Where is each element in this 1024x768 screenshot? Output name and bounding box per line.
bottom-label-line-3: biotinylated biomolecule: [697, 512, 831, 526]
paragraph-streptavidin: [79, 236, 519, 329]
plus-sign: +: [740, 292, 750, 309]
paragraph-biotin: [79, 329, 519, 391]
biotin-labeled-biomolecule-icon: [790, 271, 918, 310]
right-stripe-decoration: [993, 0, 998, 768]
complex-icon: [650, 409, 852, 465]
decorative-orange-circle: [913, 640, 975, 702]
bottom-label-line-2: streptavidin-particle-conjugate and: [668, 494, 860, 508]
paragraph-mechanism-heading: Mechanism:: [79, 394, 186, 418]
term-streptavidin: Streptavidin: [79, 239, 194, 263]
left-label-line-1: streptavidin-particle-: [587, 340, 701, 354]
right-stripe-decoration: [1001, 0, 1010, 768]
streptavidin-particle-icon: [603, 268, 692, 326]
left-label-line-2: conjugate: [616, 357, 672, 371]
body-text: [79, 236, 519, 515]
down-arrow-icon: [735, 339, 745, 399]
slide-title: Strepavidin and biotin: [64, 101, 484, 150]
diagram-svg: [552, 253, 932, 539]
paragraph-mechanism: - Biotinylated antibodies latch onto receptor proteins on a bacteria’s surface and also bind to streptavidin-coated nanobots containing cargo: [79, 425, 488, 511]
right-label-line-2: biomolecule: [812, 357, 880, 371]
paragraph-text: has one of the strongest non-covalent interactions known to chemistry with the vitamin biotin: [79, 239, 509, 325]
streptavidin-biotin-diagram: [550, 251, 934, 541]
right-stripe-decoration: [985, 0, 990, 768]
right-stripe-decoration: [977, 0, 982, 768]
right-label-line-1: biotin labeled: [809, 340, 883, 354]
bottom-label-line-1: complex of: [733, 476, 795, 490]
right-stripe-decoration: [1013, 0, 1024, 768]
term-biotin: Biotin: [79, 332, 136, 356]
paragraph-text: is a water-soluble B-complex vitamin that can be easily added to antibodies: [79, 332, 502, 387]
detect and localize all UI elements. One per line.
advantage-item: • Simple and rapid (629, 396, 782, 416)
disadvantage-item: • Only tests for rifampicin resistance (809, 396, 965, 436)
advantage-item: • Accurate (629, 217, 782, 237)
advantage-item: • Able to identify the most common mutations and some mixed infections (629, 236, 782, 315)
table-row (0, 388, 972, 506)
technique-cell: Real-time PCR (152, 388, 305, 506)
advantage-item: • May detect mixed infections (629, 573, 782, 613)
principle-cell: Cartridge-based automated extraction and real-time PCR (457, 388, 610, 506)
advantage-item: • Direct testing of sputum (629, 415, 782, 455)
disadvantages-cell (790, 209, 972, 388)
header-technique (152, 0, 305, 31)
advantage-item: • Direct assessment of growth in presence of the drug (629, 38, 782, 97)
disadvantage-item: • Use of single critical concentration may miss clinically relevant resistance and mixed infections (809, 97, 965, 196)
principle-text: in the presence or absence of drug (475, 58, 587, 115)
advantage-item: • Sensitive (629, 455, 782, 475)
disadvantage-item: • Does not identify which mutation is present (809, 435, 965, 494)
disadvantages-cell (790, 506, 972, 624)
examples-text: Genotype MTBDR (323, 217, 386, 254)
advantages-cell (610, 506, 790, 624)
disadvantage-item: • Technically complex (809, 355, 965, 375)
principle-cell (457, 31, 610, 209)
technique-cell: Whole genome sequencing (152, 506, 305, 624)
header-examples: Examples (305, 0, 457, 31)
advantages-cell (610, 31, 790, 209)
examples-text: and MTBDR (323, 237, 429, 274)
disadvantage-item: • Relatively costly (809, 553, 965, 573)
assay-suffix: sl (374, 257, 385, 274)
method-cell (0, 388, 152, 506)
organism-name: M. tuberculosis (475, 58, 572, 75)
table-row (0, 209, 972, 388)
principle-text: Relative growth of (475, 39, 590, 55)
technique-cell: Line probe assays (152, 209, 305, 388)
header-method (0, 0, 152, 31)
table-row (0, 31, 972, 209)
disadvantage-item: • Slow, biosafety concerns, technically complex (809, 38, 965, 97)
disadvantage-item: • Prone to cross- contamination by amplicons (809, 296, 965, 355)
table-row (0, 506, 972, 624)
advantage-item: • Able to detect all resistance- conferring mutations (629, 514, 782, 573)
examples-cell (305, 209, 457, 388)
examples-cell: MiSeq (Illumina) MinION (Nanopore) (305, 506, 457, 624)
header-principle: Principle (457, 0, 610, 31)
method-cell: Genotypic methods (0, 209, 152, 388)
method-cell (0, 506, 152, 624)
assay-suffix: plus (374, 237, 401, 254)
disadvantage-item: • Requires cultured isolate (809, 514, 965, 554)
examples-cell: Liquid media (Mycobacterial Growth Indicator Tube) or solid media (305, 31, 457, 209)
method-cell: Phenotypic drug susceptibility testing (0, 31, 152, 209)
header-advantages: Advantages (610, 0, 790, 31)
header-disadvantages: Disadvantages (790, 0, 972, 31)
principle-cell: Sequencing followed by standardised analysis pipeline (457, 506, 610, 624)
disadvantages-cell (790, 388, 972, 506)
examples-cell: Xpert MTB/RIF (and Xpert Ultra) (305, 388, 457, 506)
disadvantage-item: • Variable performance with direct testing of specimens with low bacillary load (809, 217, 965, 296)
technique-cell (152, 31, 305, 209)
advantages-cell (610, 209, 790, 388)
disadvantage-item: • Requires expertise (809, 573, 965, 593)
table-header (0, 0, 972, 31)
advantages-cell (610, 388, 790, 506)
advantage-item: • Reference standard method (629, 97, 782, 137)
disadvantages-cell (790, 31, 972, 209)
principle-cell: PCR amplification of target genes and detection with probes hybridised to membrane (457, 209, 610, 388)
..............................
## [WHAT YOU HAVE TO DO]
The listing above is to be copied exactly, in full.

## [COMPLETED TASK]
Where is each element in this 1024x768 screenshot? Output name and bounding box per line.
bottom-label-line-3: biotinylated biomolecule: [697, 512, 831, 526]
paragraph-streptavidin: [79, 236, 519, 329]
plus-sign: +: [740, 292, 750, 309]
paragraph-biotin: [79, 329, 519, 391]
biotin-labeled-biomolecule-icon: [790, 271, 918, 310]
right-stripe-decoration: [993, 0, 998, 768]
complex-icon: [650, 409, 852, 465]
decorative-orange-circle: [913, 640, 975, 702]
bottom-label-line-2: streptavidin-particle-conjugate and: [668, 494, 860, 508]
paragraph-mechanism-heading: Mechanism:: [79, 394, 186, 418]
term-streptavidin: Streptavidin: [79, 239, 194, 263]
left-label-line-1: streptavidin-particle-: [587, 340, 701, 354]
right-stripe-decoration: [1001, 0, 1010, 768]
streptavidin-particle-icon: [603, 268, 692, 326]
left-label-line-2: conjugate: [616, 357, 672, 371]
body-text: [79, 236, 519, 515]
down-arrow-icon: [735, 339, 745, 399]
slide-title: Strepavidin and biotin: [64, 101, 484, 150]
diagram-svg: [552, 253, 932, 539]
paragraph-mechanism: - Biotinylated antibodies latch onto receptor proteins on a bacteria’s surface and also bind to streptavidin-coated nanobots containing cargo: [79, 425, 488, 511]
right-label-line-2: biomolecule: [812, 357, 880, 371]
paragraph-text: has one of the strongest non-covalent interactions known to chemistry with the vitamin biotin: [79, 239, 509, 325]
streptavidin-biotin-diagram: [550, 251, 934, 541]
right-stripe-decoration: [985, 0, 990, 768]
right-stripe-decoration: [977, 0, 982, 768]
right-label-line-1: biotin labeled: [809, 340, 883, 354]
bottom-label-line-1: complex of: [733, 476, 795, 490]
right-stripe-decoration: [1013, 0, 1024, 768]
term-biotin: Biotin: [79, 332, 136, 356]
paragraph-text: is a water-soluble B-complex vitamin that can be easily added to antibodies: [79, 332, 502, 387]
detect and localize all UI elements. One per line.
advantage-item: • Simple and rapid (629, 396, 782, 416)
disadvantage-item: • Only tests for rifampicin resistance (809, 396, 965, 436)
advantage-item: • Accurate (629, 217, 782, 237)
advantage-item: • Able to identify the most common mutations and some mixed infections (629, 236, 782, 315)
table-row (0, 388, 972, 506)
technique-cell: Real-time PCR (152, 388, 305, 506)
advantage-item: • May detect mixed infections (629, 573, 782, 613)
principle-cell: Cartridge-based automated extraction and real-time PCR (457, 388, 610, 506)
advantage-item: • Direct testing of sputum (629, 415, 782, 455)
disadvantages-cell (790, 209, 972, 388)
header-technique (152, 0, 305, 31)
advantage-item: • Direct assessment of growth in presence of the drug (629, 38, 782, 97)
disadvantage-item: • Use of single critical concentration may miss clinically relevant resistance and mixed infections (809, 97, 965, 196)
principle-text: in the presence or absence of drug (475, 58, 587, 115)
advantage-item: • Sensitive (629, 455, 782, 475)
disadvantage-item: • Does not identify which mutation is present (809, 435, 965, 494)
disadvantages-cell (790, 506, 972, 624)
examples-text: Genotype MTBDR (323, 217, 386, 254)
advantages-cell (610, 506, 790, 624)
disadvantage-item: • Technically complex (809, 355, 965, 375)
principle-cell (457, 31, 610, 209)
technique-cell: Whole genome sequencing (152, 506, 305, 624)
header-examples: Examples (305, 0, 457, 31)
advantages-cell (610, 31, 790, 209)
examples-text: and MTBDR (323, 237, 429, 274)
disadvantage-item: • Relatively costly (809, 553, 965, 573)
assay-suffix: sl (374, 257, 385, 274)
method-cell (0, 388, 152, 506)
organism-name: M. tuberculosis (475, 58, 572, 75)
table-row (0, 209, 972, 388)
principle-text: Relative growth of (475, 39, 590, 55)
technique-cell: Line probe assays (152, 209, 305, 388)
header-method (0, 0, 152, 31)
table-row (0, 31, 972, 209)
disadvantage-item: • Slow, biosafety concerns, technically complex (809, 38, 965, 97)
disadvantage-item: • Prone to cross- contamination by amplicons (809, 296, 965, 355)
table-row (0, 506, 972, 624)
advantage-item: • Able to detect all resistance- conferring mutations (629, 514, 782, 573)
examples-cell (305, 209, 457, 388)
examples-cell: MiSeq (Illumina) MinION (Nanopore) (305, 506, 457, 624)
header-principle: Principle (457, 0, 610, 31)
method-cell: Genotypic methods (0, 209, 152, 388)
method-cell (0, 506, 152, 624)
assay-suffix: plus (374, 237, 401, 254)
disadvantage-item: • Requires cultured isolate (809, 514, 965, 554)
examples-cell: Liquid media (Mycobacterial Growth Indicator Tube) or solid media (305, 31, 457, 209)
method-cell: Phenotypic drug susceptibility testing (0, 31, 152, 209)
header-advantages: Advantages (610, 0, 790, 31)
header-disadvantages: Disadvantages (790, 0, 972, 31)
principle-cell: Sequencing followed by standardised analysis pipeline (457, 506, 610, 624)
disadvantages-cell (790, 388, 972, 506)
examples-cell: Xpert MTB/RIF (and Xpert Ultra) (305, 388, 457, 506)
disadvantage-item: • Variable performance with direct testing of specimens with low bacillary load (809, 217, 965, 296)
technique-cell (152, 31, 305, 209)
advantages-cell (610, 209, 790, 388)
disadvantage-item: • Requires expertise (809, 573, 965, 593)
table-header (0, 0, 972, 31)
advantages-cell (610, 388, 790, 506)
advantage-item: • Reference standard method (629, 97, 782, 137)
disadvantages-cell (790, 31, 972, 209)
principle-cell: PCR amplification of target genes and detection with probes hybridised to membrane (457, 209, 610, 388)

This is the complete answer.